## WORK TO COMPLETE:
Show all lines from the listing below that contain "STATE".

## INPUT DATA:
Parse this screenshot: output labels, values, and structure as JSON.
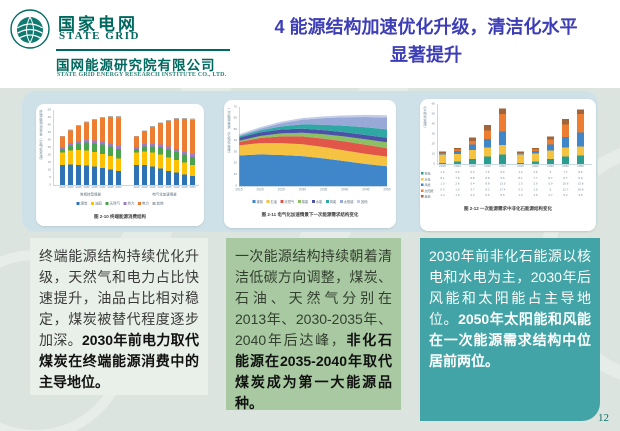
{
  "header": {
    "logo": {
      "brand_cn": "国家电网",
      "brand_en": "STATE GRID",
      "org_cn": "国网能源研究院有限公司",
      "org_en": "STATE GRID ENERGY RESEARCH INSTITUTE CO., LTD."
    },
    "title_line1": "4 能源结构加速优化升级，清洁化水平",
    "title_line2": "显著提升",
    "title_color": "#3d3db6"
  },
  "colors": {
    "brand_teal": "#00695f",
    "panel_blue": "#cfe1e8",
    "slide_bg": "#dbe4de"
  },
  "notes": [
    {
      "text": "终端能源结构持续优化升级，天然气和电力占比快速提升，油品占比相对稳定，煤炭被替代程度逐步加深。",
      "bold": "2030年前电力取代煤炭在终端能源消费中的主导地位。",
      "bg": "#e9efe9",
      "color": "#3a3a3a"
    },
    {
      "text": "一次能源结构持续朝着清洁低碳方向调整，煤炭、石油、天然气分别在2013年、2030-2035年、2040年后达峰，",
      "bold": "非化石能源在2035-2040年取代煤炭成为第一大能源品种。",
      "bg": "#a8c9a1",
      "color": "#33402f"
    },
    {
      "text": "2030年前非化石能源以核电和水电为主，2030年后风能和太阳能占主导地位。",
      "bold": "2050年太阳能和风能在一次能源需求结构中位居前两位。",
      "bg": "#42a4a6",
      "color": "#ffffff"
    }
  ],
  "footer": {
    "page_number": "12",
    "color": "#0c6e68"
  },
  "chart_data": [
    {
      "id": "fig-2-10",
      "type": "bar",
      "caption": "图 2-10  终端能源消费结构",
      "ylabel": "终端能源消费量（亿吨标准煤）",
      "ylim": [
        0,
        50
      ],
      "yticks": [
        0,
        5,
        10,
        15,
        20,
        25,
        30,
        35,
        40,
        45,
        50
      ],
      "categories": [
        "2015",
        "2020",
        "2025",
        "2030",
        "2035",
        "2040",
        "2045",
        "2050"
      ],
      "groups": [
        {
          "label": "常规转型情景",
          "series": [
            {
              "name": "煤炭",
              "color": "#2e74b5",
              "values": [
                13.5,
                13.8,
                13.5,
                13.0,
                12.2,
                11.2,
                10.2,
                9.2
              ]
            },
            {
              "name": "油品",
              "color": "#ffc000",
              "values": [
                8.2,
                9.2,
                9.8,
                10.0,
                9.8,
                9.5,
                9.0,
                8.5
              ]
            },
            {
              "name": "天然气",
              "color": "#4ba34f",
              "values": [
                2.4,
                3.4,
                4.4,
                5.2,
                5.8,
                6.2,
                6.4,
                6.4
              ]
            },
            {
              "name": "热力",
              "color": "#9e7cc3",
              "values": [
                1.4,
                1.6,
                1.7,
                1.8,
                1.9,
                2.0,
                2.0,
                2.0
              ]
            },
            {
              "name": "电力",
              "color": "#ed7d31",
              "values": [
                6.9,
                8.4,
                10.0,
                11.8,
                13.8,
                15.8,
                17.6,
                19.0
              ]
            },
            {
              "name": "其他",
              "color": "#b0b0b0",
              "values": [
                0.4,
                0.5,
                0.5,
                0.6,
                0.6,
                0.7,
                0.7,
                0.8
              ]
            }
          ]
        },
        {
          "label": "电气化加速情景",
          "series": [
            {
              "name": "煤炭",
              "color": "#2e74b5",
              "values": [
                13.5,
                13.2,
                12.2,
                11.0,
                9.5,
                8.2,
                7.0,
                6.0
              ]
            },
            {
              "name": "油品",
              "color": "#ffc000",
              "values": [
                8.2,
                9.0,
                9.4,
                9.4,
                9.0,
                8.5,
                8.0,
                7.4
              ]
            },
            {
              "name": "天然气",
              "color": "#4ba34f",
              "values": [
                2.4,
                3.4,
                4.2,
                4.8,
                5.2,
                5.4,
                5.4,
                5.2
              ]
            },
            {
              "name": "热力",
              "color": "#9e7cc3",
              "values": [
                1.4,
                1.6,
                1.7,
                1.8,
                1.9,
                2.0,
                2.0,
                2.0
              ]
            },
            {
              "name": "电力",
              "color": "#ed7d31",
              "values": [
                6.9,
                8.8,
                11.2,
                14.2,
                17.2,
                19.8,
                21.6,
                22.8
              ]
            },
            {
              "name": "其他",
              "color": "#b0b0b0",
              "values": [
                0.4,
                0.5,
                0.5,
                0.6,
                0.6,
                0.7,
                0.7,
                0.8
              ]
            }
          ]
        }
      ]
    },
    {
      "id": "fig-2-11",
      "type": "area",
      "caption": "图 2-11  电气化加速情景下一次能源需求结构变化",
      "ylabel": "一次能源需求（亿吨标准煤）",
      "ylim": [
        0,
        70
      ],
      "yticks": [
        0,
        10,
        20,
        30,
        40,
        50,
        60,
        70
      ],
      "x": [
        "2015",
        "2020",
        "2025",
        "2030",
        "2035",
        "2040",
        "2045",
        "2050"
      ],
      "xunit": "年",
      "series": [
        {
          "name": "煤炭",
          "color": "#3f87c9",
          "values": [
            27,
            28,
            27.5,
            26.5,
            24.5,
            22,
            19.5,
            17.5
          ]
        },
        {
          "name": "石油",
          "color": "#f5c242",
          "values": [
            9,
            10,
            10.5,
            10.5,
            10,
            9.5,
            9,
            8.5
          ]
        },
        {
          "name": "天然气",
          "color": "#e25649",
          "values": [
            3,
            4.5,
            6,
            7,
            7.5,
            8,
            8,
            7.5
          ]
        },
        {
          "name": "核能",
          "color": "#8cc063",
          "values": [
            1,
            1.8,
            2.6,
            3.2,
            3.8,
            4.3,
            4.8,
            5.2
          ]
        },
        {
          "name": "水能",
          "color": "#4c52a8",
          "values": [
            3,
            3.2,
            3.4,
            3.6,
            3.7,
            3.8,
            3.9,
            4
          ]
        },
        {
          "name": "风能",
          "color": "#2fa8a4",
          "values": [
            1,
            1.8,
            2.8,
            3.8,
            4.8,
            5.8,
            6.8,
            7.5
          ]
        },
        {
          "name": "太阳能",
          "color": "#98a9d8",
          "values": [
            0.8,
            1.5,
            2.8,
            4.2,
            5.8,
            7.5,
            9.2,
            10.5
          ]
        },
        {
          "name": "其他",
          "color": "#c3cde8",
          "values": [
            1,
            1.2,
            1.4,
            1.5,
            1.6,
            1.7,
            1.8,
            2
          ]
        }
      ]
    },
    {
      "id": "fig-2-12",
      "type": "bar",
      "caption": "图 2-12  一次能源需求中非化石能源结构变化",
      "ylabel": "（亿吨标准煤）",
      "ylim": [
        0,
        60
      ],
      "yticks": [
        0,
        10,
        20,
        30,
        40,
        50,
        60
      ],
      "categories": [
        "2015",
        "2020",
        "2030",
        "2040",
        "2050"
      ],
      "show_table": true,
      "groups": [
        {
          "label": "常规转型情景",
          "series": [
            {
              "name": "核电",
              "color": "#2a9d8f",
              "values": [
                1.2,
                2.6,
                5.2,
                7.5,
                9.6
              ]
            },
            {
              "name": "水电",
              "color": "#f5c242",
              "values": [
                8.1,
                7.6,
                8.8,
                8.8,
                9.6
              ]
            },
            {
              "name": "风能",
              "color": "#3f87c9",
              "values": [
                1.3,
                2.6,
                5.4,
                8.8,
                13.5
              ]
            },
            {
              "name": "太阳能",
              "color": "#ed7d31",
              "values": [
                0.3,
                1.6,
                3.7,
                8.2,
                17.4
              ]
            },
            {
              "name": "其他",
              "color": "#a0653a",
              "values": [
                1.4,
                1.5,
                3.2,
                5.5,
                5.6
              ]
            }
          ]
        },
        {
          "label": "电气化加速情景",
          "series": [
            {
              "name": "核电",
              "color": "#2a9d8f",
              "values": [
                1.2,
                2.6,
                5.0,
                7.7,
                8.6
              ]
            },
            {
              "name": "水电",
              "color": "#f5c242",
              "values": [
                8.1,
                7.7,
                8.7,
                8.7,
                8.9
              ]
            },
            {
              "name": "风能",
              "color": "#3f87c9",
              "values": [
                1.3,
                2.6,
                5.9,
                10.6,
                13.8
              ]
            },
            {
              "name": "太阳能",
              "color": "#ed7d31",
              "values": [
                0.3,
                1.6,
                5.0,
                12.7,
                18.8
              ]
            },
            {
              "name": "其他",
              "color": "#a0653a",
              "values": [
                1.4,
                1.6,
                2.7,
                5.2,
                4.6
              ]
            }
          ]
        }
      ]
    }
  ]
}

## SOLVED PROBLEM:
      "brand_en": "STATE GRID",
      "org_en": "STATE GRID ENERGY RESEARCH INSTITUTE CO., LTD."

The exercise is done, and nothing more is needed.